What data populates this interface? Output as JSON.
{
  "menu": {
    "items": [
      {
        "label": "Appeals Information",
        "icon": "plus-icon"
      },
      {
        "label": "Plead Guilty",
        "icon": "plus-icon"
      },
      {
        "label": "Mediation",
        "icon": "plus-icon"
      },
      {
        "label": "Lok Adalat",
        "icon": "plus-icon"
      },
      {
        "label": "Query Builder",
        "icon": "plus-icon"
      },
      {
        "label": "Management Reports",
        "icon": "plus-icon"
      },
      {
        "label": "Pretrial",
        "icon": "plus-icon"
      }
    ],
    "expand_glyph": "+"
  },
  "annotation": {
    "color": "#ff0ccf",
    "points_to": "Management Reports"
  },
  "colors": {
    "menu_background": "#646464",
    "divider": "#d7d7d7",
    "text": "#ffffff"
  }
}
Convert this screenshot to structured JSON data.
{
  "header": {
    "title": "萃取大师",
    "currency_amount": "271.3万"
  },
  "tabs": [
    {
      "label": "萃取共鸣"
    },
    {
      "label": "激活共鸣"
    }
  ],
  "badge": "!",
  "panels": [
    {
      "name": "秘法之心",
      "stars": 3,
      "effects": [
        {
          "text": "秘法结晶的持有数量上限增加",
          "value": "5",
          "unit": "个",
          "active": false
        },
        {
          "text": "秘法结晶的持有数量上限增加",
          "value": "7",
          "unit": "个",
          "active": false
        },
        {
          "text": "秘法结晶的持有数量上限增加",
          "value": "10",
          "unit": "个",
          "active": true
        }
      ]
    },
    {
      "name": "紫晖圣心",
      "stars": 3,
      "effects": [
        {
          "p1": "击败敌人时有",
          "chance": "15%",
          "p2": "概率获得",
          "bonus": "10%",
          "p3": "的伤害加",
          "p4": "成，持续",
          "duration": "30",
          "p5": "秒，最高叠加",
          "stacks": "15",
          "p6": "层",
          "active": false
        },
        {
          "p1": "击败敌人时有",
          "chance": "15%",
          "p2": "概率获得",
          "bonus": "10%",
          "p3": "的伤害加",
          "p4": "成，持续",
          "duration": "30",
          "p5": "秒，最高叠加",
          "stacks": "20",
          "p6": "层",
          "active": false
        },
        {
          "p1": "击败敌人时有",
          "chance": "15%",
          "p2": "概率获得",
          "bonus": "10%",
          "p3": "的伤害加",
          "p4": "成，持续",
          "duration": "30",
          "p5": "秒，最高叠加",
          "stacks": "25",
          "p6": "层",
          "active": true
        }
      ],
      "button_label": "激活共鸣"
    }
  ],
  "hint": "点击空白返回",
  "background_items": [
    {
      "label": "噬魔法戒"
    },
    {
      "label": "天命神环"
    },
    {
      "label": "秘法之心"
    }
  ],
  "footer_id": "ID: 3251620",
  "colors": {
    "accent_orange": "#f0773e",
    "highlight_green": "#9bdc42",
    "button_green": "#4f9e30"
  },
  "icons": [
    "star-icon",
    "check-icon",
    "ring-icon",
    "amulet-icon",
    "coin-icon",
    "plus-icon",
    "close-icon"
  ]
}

#####

• YOUR TASK
Gather all lines of the records that include the word "JSON".

• IN RESPONSE
What data populates this interface? Output as JSON.
Convert this screenshot to structured JSON data.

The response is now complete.